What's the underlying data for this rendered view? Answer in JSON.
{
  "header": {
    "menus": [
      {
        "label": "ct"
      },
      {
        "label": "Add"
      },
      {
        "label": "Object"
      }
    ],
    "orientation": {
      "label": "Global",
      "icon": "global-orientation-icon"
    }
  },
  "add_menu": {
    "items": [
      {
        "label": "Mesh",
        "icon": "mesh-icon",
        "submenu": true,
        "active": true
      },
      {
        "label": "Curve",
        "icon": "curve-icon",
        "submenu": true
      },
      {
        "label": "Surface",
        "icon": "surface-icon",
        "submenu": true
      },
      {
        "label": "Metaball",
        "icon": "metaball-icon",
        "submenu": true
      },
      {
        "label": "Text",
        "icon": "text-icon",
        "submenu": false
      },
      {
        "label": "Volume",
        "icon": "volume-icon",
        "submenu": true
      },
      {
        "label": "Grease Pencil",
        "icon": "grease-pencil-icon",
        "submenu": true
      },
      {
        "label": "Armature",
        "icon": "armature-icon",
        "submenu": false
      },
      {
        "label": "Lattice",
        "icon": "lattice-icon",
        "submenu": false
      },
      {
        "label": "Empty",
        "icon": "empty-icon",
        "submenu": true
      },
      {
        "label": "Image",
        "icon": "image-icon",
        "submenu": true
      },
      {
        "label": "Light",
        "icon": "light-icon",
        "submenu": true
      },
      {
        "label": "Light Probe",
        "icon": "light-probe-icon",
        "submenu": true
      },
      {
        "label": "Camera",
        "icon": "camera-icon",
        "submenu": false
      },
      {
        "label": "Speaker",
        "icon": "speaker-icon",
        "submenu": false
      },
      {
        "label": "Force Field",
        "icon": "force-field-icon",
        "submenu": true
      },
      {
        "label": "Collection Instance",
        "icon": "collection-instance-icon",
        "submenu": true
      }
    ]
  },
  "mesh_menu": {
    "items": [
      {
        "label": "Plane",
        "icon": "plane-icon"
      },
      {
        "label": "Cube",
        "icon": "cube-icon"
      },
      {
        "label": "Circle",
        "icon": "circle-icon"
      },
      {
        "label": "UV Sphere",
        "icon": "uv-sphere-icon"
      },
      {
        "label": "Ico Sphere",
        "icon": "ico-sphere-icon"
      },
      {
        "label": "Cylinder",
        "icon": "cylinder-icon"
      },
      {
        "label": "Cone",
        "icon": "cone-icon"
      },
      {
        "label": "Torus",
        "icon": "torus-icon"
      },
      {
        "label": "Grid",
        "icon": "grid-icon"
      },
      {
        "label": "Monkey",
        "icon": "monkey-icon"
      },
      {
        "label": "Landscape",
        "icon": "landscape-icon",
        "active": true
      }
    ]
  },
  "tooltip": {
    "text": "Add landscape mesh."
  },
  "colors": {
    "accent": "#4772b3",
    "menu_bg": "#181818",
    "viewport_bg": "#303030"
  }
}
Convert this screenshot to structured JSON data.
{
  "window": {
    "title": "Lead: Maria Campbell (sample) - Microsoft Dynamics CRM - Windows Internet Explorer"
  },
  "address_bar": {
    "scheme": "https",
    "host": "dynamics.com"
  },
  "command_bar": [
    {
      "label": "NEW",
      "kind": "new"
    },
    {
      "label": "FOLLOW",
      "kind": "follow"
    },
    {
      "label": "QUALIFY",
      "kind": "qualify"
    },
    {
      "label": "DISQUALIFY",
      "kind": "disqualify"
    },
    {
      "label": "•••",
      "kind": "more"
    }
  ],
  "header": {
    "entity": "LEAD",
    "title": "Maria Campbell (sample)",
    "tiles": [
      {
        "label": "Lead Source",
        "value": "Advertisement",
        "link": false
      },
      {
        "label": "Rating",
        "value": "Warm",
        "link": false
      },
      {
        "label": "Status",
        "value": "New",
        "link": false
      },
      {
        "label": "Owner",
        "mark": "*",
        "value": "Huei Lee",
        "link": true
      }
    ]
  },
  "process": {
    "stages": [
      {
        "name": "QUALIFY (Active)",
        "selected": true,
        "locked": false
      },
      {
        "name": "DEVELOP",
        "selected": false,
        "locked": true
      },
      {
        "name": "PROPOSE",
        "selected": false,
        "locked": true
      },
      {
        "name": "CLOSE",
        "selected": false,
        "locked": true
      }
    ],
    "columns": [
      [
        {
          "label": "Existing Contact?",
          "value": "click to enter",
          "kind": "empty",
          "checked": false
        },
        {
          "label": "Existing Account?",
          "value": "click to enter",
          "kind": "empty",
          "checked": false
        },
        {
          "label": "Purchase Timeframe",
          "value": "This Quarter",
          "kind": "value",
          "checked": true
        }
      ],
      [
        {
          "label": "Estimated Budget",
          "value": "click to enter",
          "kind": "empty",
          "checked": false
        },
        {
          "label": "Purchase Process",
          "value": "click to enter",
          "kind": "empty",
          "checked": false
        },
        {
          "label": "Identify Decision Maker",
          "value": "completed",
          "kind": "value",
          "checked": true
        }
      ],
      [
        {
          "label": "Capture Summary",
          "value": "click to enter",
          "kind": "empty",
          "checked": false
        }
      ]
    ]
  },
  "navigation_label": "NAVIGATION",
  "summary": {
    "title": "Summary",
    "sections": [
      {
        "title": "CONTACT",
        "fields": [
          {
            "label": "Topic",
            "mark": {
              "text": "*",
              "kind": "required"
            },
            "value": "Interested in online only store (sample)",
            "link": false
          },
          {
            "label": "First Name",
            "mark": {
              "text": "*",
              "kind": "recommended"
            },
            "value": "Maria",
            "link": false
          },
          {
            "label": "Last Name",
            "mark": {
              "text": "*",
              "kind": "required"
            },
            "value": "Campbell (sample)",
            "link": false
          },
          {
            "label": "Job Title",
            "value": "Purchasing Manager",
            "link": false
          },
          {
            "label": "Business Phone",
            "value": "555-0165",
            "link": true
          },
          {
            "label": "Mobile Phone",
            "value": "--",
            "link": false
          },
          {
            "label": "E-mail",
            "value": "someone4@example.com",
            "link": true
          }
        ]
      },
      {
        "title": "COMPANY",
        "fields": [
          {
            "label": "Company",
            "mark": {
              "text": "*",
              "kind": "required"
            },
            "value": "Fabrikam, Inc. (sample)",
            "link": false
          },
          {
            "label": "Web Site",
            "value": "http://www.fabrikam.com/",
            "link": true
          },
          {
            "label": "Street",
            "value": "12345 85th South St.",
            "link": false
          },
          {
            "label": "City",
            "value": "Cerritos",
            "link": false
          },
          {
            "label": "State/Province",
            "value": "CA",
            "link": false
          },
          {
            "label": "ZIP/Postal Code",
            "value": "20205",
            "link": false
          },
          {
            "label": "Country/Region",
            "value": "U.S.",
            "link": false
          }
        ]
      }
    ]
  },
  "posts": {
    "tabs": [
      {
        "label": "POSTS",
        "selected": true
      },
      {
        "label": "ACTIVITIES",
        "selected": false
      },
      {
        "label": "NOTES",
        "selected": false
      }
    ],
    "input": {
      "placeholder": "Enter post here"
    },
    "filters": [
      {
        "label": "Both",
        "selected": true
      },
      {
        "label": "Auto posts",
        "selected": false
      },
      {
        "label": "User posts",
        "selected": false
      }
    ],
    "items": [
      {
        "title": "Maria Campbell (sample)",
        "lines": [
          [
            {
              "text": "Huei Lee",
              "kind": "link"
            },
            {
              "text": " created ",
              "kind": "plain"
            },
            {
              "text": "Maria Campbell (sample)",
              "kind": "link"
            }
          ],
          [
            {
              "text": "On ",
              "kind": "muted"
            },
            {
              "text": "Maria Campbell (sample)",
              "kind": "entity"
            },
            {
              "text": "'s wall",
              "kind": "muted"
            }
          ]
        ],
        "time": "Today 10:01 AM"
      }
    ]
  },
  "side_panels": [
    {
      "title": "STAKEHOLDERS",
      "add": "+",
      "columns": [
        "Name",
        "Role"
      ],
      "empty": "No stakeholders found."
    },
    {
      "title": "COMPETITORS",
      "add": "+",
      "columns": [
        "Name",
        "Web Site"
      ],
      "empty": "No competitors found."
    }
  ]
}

= = = = =

YOUR OBJECTIVE. In the records, locate each line holding the string "Maria" and copy it.

TASK SOLUTION.
    "title": "Lead: Maria Campbell (sample) - Microsoft Dynamics CRM - Windows Internet Explorer"
    "title": "Maria Campbell (sample)",
            "value": "Maria",
        "title": "Maria Campbell (sample)",
              "text": "Maria Campbell (sample)",
              "text": "Maria Campbell (sample)",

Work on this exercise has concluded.